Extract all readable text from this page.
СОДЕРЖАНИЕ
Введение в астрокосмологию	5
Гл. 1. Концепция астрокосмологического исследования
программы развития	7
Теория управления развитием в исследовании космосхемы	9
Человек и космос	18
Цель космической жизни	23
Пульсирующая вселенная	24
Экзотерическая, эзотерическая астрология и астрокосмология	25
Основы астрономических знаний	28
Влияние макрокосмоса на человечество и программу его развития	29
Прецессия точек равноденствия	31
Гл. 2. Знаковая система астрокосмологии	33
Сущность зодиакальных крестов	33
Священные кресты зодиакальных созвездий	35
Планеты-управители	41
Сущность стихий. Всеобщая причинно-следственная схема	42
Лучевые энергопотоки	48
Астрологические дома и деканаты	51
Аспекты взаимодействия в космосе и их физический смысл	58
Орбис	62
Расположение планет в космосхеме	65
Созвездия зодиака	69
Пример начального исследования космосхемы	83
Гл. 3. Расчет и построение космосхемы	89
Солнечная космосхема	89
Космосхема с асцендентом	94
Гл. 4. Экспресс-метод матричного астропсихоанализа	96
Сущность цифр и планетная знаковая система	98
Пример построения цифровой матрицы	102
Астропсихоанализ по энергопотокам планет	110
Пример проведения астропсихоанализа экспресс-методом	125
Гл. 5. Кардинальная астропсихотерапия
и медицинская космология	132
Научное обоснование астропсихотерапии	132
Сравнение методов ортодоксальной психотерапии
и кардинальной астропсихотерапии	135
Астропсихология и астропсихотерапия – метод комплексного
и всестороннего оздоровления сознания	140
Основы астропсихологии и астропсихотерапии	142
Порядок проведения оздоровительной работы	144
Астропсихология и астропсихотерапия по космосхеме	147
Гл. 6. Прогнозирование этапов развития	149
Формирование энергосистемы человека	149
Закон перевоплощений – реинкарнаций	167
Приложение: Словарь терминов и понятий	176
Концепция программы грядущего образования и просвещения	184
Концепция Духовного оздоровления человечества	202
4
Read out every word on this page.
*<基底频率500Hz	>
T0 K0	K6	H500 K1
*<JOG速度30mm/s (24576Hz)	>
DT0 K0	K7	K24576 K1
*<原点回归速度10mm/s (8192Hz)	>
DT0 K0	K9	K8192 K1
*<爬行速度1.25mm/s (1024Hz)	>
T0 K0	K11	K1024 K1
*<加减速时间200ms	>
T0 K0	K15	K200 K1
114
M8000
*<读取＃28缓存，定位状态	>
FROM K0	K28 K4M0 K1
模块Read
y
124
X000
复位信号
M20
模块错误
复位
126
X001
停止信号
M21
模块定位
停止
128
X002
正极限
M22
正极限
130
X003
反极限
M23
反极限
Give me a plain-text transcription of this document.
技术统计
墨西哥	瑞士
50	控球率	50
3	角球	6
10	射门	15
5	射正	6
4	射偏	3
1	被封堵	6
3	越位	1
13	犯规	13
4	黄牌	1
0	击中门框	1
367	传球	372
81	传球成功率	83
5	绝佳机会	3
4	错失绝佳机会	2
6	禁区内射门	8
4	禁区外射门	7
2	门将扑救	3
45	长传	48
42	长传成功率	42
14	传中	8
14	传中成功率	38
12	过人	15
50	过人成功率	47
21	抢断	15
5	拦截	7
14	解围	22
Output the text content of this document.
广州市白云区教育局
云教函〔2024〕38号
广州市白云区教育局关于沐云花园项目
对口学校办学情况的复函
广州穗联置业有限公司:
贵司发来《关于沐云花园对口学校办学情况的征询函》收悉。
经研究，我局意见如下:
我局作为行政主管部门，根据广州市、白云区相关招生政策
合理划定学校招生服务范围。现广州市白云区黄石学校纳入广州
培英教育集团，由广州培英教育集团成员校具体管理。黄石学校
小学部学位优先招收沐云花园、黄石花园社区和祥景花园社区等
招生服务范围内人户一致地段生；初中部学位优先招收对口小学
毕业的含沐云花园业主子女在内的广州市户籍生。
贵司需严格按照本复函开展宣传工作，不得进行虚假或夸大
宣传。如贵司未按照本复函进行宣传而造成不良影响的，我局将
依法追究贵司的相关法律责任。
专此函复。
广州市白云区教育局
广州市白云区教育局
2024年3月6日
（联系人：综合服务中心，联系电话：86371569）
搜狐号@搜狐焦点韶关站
********
→ Task details: Please quote the records above exactly, without skipping a line.

→ Solution below:
Extract all readable text from this page.
СОДЕРЖАНИЕ
Введение в астрокосмологию	5
Гл. 1. Концепция астрокосмологического исследования
программы развития	7
Теория управления развитием в исследовании космосхемы	9
Человек и космос	18
Цель космической жизни	23
Пульсирующая вселенная	24
Экзотерическая, эзотерическая астрология и астрокосмология	25
Основы астрономических знаний	28
Влияние макрокосмоса на человечество и программу его развития	29
Прецессия точек равноденствия	31
Гл. 2. Знаковая система астрокосмологии	33
Сущность зодиакальных крестов	33
Священные кресты зодиакальных созвездий	35
Планеты-управители	41
Сущность стихий. Всеобщая причинно-следственная схема	42
Лучевые энергопотоки	48
Астрологические дома и деканаты	51
Аспекты взаимодействия в космосе и их физический смысл	58
Орбис	62
Расположение планет в космосхеме	65
Созвездия зодиака	69
Пример начального исследования космосхемы	83
Гл. 3. Расчет и построение космосхемы	89
Солнечная космосхема	89
Космосхема с асцендентом	94
Гл. 4. Экспресс-метод матричного астропсихоанализа	96
Сущность цифр и планетная знаковая система	98
Пример построения цифровой матрицы	102
Астропсихоанализ по энергопотокам планет	110
Пример проведения астропсихоанализа экспресс-методом	125
Гл. 5. Кардинальная астропсихотерапия
и медицинская космология	132
Научное обоснование астропсихотерапии	132
Сравнение методов ортодоксальной психотерапии
и кардинальной астропсихотерапии	135
Астропсихология и астропсихотерапия – метод комплексного
и всестороннего оздоровления сознания	140
Основы астропсихологии и астропсихотерапии	142
Порядок проведения оздоровительной работы	144
Астропсихология и астропсихотерапия по космосхеме	147
Гл. 6. Прогнозирование этапов развития	149
Формирование энергосистемы человека	149
Закон перевоплощений – реинкарнаций	167
Приложение: Словарь терминов и понятий	176
Концепция программы грядущего образования и просвещения	184
Концепция Духовного оздоровления человечества	202
4
Read out every word on this page.
*<基底频率500Hz	>
T0 K0	K6	H500 K1
*<JOG速度30mm/s (24576Hz)	>
DT0 K0	K7	K24576 K1
*<原点回归速度10mm/s (8192Hz)	>
DT0 K0	K9	K8192 K1
*<爬行速度1.25mm/s (1024Hz)	>
T0 K0	K11	K1024 K1
*<加减速时间200ms	>
T0 K0	K15	K200 K1
114
M8000
*<读取＃28缓存，定位状态	>
FROM K0	K28 K4M0 K1
模块Read
y
124
X000
复位信号
M20
模块错误
复位
126
X001
停止信号
M21
模块定位
停止
128
X002
正极限
M22
正极限
130
X003
反极限
M23
反极限
Give me a plain-text transcription of this document.
技术统计
墨西哥	瑞士
50	控球率	50
3	角球	6
10	射门	15
5	射正	6
4	射偏	3
1	被封堵	6
3	越位	1
13	犯规	13
4	黄牌	1
0	击中门框	1
367	传球	372
81	传球成功率	83
5	绝佳机会	3
4	错失绝佳机会	2
6	禁区内射门	8
4	禁区外射门	7
2	门将扑救	3
45	长传	48
42	长传成功率	42
14	传中	8
14	传中成功率	38
12	过人	15
50	过人成功率	47
21	抢断	15
5	拦截	7
14	解围	22
Output the text content of this document.
广州市白云区教育局
云教函〔2024〕38号
广州市白云区教育局关于沐云花园项目
对口学校办学情况的复函
广州穗联置业有限公司:
贵司发来《关于沐云花园对口学校办学情况的征询函》收悉。
经研究，我局意见如下:
我局作为行政主管部门，根据广州市、白云区相关招生政策
合理划定学校招生服务范围。现广州市白云区黄石学校纳入广州
培英教育集团，由广州培英教育集团成员校具体管理。黄石学校
小学部学位优先招收沐云花园、黄石花园社区和祥景花园社区等
招生服务范围内人户一致地段生；初中部学位优先招收对口小学
毕业的含沐云花园业主子女在内的广州市户籍生。
贵司需严格按照本复函开展宣传工作，不得进行虚假或夸大
宣传。如贵司未按照本复函进行宣传而造成不良影响的，我局将
依法追究贵司的相关法律责任。
专此函复。
广州市白云区教育局
广州市白云区教育局
2024年3月6日
（联系人：综合服务中心，联系电话：86371569）
搜狐号@搜狐焦点韶关站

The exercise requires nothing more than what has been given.